• Data listing:
● ● ● ●
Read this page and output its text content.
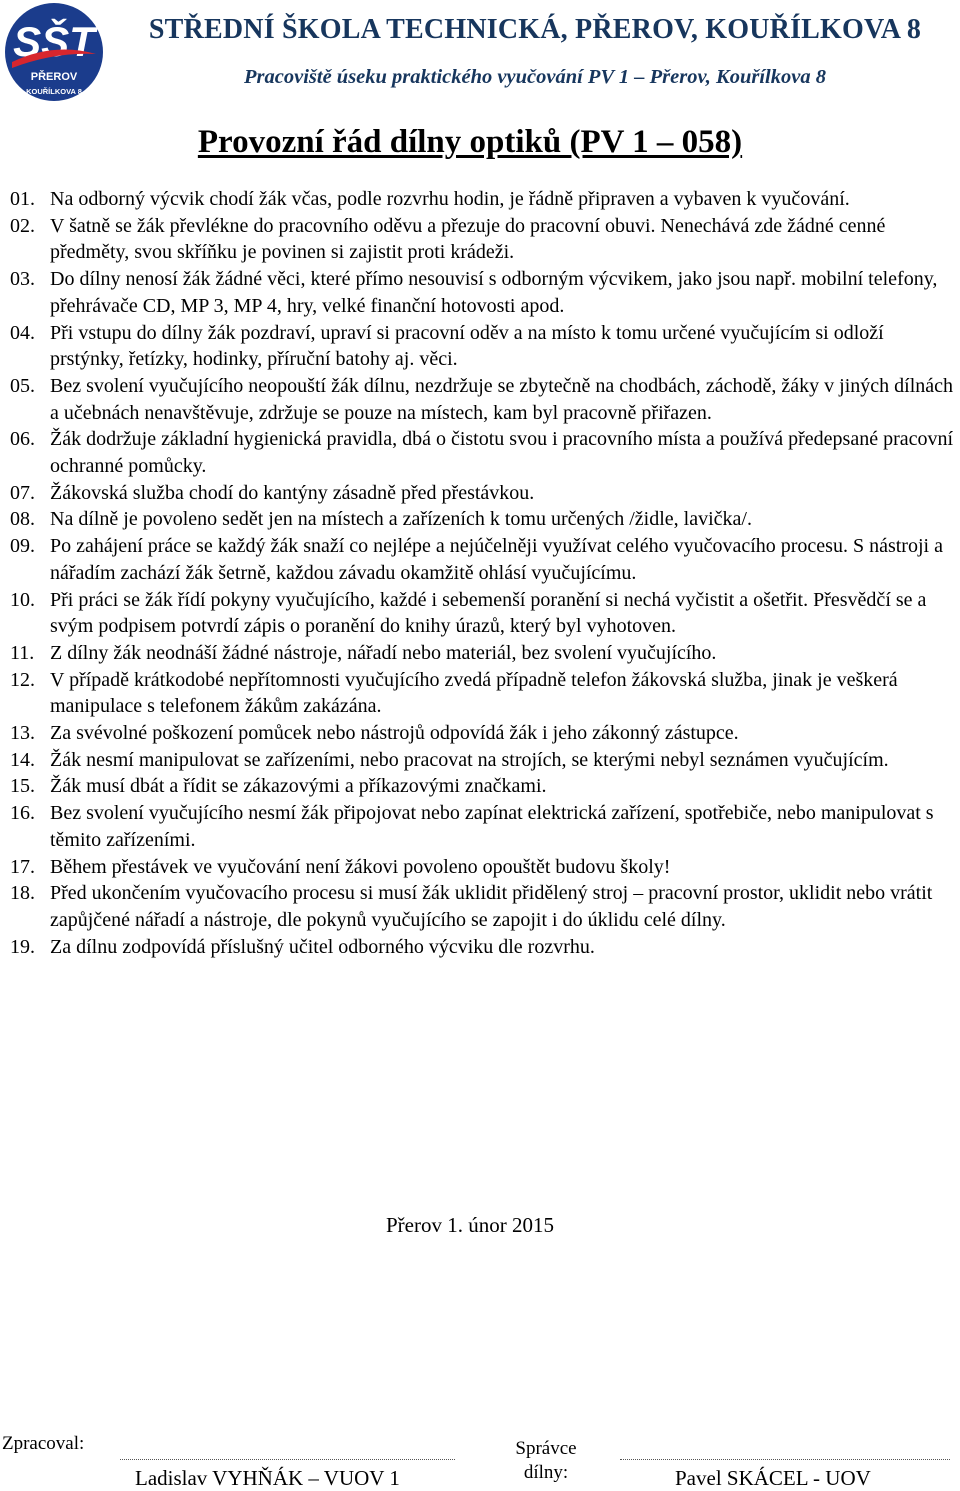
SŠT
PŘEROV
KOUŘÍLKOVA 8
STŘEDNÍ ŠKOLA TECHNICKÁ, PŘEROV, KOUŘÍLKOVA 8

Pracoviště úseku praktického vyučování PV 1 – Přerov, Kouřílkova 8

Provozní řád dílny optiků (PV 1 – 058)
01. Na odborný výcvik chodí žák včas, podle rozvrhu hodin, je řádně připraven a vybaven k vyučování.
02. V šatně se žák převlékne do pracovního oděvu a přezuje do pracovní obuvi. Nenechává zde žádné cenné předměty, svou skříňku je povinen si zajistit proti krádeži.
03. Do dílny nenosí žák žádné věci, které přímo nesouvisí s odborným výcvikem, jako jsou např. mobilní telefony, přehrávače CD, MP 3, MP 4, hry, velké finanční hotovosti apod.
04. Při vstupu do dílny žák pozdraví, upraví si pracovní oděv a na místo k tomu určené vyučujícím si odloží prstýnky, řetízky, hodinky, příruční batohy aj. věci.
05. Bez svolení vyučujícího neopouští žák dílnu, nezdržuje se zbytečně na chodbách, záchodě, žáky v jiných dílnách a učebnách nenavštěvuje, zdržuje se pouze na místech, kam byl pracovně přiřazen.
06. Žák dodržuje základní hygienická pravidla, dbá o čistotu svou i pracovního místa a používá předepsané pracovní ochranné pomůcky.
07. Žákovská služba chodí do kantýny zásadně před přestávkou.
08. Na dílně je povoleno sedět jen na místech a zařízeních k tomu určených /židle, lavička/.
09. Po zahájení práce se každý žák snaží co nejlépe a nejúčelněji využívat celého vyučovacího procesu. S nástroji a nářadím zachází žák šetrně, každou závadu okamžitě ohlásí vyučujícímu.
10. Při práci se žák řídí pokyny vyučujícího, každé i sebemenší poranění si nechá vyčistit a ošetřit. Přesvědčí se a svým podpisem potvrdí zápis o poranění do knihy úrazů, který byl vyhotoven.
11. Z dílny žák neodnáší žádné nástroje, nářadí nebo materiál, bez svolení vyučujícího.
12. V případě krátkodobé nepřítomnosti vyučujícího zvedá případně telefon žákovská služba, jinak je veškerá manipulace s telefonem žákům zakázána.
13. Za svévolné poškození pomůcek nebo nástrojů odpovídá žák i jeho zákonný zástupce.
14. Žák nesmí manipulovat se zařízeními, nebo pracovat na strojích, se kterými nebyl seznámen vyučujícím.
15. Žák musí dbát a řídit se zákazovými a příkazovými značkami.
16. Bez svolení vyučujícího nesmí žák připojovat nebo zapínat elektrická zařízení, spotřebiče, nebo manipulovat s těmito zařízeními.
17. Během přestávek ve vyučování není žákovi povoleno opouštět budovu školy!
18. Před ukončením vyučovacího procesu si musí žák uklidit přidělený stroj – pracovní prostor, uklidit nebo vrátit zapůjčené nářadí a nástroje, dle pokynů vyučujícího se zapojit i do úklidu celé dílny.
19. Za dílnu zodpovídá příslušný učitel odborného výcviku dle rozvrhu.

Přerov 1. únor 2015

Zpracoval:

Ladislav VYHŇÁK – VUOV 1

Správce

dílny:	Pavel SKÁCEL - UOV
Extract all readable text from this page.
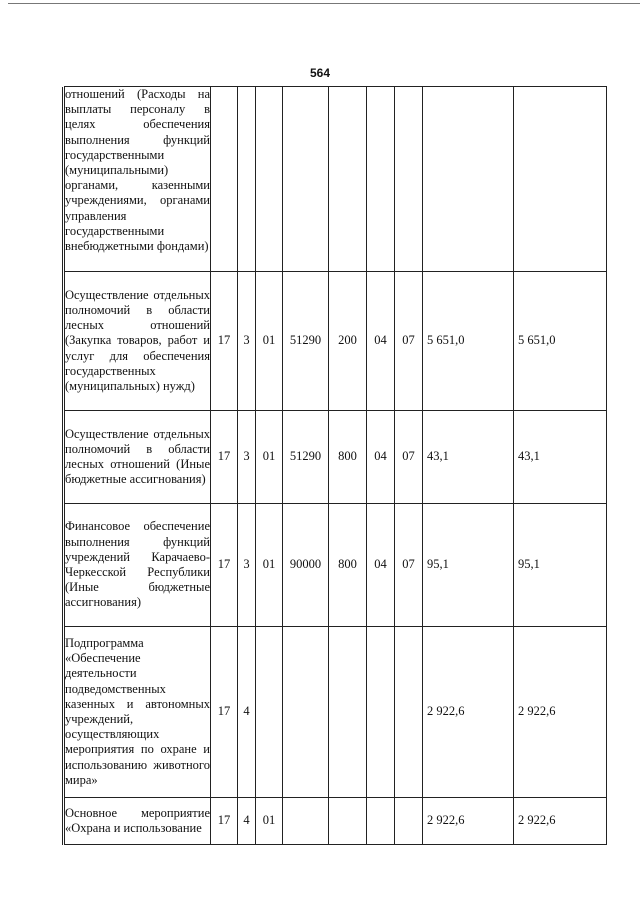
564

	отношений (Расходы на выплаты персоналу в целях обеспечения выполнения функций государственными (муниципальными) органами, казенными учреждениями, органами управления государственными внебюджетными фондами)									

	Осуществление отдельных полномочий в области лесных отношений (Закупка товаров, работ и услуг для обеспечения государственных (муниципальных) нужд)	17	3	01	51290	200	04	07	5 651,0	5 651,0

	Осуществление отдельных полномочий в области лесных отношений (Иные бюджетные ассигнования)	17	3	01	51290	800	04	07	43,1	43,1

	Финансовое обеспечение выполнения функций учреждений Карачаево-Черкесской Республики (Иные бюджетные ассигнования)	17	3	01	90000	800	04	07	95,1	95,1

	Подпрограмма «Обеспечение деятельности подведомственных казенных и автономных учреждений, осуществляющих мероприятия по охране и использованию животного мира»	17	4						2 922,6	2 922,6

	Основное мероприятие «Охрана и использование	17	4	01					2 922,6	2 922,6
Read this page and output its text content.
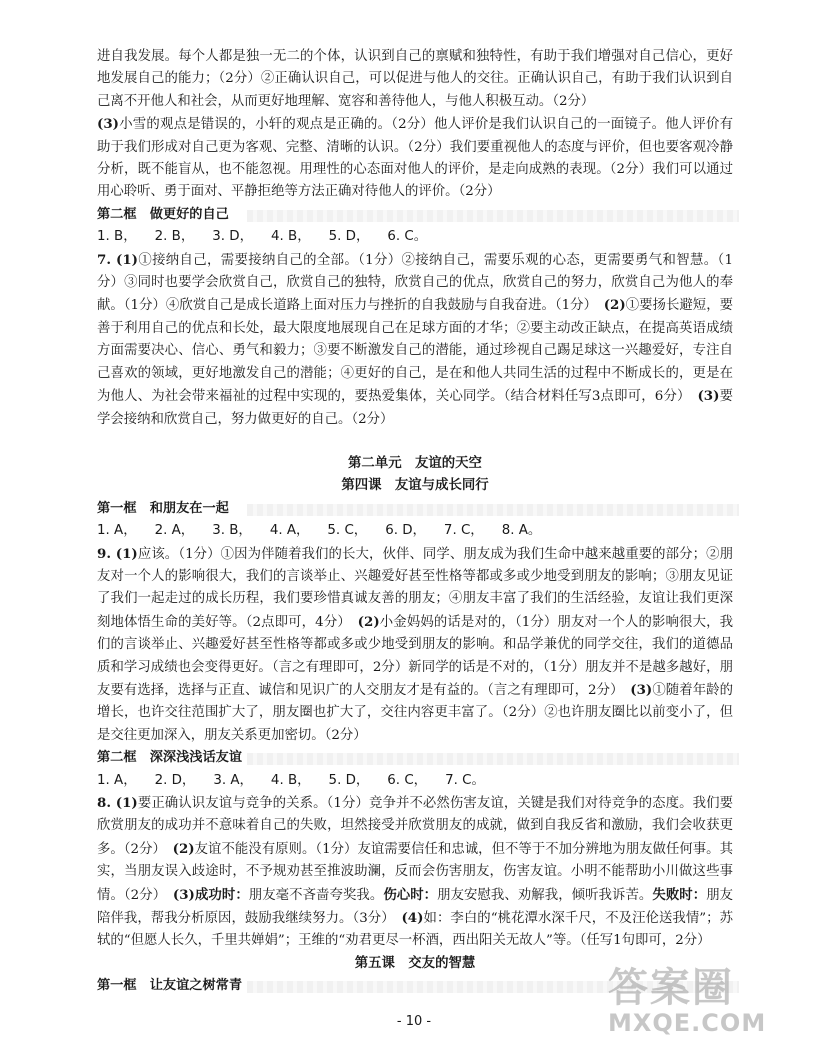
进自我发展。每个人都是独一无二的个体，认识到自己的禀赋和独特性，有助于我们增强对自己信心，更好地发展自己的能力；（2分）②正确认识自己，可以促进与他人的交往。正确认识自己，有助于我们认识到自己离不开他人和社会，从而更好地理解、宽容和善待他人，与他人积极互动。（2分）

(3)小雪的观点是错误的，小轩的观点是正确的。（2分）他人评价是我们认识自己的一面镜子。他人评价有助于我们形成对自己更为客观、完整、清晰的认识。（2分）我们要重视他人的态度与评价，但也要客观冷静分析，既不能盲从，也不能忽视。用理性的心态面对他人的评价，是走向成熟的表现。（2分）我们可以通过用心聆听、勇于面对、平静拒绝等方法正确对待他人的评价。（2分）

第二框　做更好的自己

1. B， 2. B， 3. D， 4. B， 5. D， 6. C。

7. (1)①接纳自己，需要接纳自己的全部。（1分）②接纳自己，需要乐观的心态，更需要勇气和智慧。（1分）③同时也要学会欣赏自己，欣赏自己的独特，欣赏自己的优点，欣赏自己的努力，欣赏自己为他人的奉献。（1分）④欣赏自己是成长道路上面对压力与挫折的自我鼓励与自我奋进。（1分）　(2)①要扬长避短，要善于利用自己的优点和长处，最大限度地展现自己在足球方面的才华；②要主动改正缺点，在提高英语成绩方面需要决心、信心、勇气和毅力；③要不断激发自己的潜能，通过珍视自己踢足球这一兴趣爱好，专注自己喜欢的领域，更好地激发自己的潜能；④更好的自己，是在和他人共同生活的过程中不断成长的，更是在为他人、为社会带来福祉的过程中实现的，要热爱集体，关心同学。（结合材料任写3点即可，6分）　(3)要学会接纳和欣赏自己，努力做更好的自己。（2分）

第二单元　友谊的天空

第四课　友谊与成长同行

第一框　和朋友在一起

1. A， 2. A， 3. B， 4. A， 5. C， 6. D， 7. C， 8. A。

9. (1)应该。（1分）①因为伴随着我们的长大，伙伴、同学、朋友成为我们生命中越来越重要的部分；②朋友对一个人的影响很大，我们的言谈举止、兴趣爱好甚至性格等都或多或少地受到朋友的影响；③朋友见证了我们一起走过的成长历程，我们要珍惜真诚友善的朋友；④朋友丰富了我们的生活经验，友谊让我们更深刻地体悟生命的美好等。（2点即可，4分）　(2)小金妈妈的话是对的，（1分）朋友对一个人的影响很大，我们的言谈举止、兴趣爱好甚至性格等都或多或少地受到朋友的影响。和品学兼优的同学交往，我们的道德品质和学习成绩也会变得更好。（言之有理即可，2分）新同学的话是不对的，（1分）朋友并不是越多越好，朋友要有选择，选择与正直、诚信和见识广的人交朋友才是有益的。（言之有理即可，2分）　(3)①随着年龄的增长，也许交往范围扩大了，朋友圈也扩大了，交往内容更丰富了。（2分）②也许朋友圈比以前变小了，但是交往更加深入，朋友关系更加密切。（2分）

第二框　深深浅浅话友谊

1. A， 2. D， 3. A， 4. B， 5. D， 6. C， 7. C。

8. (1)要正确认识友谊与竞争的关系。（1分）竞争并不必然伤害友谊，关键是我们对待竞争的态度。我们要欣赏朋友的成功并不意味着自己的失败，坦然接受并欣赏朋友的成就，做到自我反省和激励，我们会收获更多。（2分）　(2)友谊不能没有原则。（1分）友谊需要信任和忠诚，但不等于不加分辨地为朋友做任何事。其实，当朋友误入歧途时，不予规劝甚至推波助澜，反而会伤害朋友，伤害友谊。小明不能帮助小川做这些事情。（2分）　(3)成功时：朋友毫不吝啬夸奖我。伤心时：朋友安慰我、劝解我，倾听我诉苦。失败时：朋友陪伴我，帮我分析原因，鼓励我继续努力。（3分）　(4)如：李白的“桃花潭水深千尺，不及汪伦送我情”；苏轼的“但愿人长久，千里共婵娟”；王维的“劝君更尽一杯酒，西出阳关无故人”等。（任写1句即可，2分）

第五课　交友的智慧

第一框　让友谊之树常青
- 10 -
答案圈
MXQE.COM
● ● ● ●
• Set exercise: Count the lines above that contain the word "povoleno", and give only that number.

• Result: 2